**TASK DETAILS**:
Below are some entries. Work out how many of their lines hold the word "сфере", and write that number alone.

(Dataset records)
──────
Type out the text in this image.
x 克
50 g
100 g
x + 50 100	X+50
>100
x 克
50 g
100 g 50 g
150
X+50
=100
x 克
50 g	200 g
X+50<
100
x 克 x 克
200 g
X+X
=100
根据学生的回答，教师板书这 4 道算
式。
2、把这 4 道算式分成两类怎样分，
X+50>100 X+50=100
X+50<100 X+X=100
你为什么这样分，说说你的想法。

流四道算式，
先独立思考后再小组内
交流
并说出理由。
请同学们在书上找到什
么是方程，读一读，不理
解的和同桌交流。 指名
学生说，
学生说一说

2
──────
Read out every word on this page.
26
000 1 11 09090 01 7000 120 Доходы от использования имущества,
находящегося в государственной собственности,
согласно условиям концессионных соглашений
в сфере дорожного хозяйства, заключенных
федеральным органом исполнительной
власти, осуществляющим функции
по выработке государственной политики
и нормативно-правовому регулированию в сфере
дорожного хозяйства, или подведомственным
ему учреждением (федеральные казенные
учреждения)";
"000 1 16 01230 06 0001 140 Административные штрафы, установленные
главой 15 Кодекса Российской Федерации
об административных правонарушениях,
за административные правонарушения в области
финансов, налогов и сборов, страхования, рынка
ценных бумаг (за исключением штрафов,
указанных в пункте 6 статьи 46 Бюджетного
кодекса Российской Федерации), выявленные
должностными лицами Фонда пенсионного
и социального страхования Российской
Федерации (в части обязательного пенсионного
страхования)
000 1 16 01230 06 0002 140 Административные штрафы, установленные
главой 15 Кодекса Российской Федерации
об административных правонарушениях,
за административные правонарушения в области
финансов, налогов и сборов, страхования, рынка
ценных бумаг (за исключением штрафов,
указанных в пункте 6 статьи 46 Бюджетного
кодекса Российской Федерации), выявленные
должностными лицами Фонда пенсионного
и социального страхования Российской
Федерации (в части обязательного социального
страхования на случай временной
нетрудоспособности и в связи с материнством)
──────
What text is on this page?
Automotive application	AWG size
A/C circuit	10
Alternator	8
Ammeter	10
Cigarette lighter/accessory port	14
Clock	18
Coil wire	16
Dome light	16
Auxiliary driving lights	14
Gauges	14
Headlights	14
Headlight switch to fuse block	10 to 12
──────
**COMPLETE RESPONSE**:
2